Locate every line below that contains the word "Yhteiset" and copy it.

**Material shown**:
——

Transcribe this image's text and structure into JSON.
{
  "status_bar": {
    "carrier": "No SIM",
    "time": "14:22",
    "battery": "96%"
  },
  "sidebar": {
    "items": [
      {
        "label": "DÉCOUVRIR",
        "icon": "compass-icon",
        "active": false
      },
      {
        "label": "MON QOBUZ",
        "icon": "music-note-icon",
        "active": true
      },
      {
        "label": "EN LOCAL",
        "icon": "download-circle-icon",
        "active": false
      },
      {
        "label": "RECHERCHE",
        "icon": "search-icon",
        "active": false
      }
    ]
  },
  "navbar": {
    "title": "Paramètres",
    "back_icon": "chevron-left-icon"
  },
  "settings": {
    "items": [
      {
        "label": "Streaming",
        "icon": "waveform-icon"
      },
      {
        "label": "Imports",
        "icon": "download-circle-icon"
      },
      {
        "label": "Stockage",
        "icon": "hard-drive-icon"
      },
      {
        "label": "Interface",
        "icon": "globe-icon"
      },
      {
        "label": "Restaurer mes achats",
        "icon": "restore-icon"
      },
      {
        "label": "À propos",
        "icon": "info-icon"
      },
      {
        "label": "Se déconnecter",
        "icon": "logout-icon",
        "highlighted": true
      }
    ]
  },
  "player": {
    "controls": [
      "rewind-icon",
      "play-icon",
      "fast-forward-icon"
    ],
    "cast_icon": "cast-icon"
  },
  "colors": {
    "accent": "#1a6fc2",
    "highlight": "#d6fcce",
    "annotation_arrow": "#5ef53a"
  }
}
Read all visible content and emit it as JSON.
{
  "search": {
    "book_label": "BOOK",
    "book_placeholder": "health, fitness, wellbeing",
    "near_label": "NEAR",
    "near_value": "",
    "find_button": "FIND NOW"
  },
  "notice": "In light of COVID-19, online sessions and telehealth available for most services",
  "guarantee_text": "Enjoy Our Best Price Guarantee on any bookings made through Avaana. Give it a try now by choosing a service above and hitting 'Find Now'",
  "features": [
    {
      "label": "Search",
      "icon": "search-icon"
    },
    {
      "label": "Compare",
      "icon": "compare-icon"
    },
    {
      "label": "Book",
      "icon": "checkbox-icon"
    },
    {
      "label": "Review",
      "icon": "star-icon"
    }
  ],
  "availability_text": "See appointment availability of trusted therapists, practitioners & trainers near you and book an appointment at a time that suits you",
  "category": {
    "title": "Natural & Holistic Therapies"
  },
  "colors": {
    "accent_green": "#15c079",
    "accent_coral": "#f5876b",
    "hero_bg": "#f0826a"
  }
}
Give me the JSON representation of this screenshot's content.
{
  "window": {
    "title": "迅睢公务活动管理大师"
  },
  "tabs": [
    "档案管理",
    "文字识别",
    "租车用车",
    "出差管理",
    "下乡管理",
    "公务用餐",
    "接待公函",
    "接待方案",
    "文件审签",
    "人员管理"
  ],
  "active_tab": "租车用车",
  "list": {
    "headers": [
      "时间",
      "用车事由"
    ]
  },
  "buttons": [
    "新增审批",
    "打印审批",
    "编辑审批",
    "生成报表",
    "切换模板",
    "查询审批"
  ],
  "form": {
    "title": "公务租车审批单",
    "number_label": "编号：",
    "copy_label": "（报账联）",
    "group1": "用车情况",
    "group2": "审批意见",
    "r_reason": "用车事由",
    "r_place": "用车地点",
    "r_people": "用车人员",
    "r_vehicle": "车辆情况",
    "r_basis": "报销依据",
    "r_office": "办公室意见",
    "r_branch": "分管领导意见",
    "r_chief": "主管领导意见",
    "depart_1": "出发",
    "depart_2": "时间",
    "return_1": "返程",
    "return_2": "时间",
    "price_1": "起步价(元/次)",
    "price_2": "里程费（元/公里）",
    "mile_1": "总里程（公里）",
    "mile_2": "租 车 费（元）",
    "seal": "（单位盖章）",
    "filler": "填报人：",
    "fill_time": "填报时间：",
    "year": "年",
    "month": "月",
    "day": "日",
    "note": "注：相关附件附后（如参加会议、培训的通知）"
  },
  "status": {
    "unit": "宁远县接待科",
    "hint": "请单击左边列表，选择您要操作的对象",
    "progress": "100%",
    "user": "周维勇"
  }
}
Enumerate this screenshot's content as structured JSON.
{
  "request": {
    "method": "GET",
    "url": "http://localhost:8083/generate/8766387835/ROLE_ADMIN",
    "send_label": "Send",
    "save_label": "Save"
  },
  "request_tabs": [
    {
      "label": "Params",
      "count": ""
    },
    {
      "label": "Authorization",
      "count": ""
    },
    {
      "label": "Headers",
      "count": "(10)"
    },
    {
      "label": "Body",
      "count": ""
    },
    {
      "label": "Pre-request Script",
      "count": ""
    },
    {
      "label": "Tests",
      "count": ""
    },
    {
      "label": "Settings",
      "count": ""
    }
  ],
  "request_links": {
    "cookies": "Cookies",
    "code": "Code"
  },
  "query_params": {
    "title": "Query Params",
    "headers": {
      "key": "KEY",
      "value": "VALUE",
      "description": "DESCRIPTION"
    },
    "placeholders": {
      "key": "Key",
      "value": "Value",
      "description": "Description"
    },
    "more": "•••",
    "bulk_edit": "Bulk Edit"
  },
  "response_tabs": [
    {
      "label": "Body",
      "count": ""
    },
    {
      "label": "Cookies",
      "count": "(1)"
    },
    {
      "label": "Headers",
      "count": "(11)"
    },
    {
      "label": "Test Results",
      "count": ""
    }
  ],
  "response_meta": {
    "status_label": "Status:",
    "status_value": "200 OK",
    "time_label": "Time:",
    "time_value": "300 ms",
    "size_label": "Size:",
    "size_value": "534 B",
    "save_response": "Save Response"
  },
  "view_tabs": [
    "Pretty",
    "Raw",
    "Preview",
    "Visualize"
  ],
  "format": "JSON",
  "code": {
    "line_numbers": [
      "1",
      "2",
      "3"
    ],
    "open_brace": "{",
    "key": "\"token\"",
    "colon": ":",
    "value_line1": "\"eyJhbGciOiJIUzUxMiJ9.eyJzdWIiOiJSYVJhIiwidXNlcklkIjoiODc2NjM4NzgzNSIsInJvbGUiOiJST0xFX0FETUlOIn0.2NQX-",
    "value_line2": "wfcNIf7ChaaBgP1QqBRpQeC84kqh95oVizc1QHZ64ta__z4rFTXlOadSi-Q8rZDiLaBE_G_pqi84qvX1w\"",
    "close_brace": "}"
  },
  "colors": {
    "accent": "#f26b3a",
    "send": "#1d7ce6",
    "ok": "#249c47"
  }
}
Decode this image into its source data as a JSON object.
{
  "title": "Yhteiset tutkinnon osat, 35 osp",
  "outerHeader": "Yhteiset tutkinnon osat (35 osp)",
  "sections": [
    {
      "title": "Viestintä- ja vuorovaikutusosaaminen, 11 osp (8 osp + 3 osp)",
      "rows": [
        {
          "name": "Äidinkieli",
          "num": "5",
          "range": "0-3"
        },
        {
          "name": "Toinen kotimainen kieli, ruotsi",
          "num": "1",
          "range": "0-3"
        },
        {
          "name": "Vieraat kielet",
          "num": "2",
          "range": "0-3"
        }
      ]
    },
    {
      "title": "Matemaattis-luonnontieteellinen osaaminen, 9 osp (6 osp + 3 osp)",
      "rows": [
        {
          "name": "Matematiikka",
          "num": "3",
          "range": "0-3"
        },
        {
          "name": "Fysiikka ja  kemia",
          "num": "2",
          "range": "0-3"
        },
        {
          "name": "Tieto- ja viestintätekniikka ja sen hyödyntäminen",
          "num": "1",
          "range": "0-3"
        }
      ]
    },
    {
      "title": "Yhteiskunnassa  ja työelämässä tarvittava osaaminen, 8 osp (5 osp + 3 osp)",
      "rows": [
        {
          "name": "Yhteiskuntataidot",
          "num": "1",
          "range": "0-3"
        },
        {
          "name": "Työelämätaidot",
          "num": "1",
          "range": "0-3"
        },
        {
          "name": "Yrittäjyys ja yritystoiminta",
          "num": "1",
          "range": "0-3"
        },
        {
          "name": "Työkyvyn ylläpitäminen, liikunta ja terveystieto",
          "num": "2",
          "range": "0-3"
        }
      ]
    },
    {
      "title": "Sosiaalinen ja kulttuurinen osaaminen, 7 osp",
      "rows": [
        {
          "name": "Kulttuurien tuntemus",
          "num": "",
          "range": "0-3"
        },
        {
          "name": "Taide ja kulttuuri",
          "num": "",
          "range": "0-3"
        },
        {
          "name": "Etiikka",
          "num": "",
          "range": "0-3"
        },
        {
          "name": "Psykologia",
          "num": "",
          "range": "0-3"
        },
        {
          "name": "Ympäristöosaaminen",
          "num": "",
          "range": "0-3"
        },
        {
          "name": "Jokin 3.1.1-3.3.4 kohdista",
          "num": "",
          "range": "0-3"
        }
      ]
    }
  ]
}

——

**Answer to this task**:
  "title": "Yhteiset tutkinnon osat, 35 osp",
  "outerHeader": "Yhteiset tutkinnon osat (35 osp)",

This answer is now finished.